Given data.
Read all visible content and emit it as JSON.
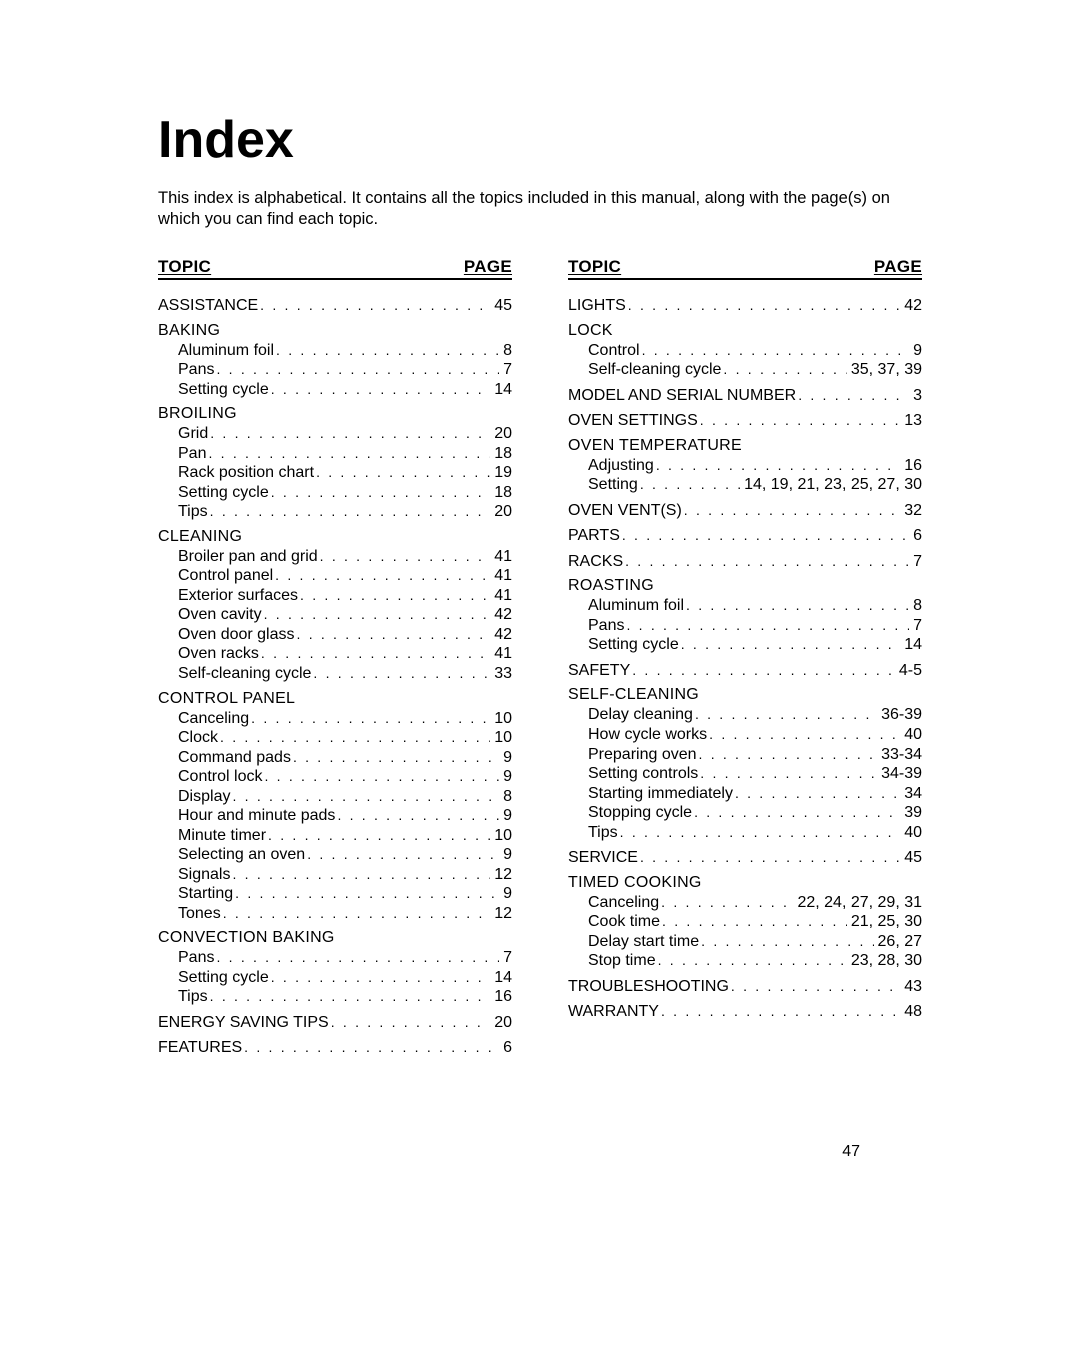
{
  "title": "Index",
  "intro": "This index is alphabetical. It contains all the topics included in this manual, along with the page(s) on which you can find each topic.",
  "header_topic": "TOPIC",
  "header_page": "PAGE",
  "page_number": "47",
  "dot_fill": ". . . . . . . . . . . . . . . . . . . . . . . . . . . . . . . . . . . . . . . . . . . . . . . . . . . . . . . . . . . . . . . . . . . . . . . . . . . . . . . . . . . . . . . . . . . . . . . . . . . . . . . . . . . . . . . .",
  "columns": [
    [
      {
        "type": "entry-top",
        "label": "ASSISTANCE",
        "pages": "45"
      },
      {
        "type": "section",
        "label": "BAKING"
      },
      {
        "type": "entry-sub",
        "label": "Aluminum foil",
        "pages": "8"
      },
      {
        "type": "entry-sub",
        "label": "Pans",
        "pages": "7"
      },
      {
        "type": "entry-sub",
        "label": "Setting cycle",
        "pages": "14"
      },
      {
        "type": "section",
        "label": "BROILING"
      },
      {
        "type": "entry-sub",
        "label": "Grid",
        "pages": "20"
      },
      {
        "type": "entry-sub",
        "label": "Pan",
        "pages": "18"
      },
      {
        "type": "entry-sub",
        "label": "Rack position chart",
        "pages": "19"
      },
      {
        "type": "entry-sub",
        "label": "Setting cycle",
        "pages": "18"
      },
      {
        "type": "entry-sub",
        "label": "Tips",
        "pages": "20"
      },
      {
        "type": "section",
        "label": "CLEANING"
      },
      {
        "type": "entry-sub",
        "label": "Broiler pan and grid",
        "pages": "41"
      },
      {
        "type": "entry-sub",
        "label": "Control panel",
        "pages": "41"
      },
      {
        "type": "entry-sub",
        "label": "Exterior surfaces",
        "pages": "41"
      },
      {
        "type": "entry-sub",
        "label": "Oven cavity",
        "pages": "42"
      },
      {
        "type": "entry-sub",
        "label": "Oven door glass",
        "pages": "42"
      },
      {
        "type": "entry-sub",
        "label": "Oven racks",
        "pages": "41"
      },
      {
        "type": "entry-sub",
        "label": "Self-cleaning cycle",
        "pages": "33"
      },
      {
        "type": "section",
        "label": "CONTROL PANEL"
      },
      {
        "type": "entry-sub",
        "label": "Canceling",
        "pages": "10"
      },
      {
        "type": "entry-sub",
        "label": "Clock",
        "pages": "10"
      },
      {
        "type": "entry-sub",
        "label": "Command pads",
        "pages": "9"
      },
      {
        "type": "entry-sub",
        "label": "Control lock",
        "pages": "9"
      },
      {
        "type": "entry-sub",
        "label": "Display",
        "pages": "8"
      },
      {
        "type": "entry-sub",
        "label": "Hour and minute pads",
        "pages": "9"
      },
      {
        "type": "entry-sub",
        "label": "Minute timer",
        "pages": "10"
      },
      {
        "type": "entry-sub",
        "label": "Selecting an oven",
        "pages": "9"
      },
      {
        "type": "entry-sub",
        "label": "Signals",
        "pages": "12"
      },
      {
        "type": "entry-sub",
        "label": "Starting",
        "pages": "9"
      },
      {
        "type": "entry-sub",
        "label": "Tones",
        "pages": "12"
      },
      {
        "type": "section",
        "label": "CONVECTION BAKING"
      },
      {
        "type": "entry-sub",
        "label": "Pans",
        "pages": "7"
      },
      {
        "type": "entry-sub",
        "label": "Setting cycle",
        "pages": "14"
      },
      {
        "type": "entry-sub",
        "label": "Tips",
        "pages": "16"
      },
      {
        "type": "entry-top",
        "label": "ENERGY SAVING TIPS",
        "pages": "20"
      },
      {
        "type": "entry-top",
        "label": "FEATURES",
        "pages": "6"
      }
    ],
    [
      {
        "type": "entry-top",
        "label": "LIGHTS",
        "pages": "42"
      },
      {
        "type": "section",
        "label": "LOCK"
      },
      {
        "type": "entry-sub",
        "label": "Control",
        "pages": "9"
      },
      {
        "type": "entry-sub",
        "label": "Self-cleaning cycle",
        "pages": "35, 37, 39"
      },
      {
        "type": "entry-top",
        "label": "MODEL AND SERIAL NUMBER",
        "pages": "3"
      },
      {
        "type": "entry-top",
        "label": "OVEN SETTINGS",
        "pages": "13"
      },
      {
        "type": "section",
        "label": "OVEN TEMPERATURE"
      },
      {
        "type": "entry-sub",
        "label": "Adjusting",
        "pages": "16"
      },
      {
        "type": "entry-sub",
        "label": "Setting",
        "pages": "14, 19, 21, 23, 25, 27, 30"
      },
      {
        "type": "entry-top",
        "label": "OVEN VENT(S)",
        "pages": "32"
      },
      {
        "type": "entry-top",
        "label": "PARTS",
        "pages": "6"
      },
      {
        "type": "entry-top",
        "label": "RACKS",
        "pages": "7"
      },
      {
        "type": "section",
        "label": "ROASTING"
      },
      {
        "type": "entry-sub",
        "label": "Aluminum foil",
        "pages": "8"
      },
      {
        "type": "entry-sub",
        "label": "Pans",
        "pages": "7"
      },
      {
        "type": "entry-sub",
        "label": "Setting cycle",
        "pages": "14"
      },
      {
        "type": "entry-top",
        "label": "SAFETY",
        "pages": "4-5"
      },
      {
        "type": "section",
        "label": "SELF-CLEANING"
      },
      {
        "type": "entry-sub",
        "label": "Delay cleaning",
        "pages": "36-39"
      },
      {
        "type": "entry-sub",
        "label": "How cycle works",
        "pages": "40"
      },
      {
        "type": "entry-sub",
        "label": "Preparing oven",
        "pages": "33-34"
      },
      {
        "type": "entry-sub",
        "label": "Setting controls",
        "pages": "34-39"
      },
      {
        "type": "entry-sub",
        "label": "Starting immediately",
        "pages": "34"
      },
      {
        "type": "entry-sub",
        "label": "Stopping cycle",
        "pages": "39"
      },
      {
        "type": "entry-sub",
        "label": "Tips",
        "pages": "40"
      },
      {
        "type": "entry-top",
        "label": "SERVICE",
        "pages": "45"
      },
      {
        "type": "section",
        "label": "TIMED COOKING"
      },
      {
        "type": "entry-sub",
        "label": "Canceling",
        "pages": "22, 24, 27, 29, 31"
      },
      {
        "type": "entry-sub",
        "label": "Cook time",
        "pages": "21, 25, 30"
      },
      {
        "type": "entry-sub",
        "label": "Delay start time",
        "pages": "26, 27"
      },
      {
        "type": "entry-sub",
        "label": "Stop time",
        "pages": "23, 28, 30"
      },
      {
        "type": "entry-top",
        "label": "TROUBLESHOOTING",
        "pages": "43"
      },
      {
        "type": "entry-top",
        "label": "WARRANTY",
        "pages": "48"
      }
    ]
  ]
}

Exercise objective.
Among the records above, find each line holding the string "pads" and pull it out.

Worked answer.
        "label": "Command pads",
        "label": "Hour and minute pads",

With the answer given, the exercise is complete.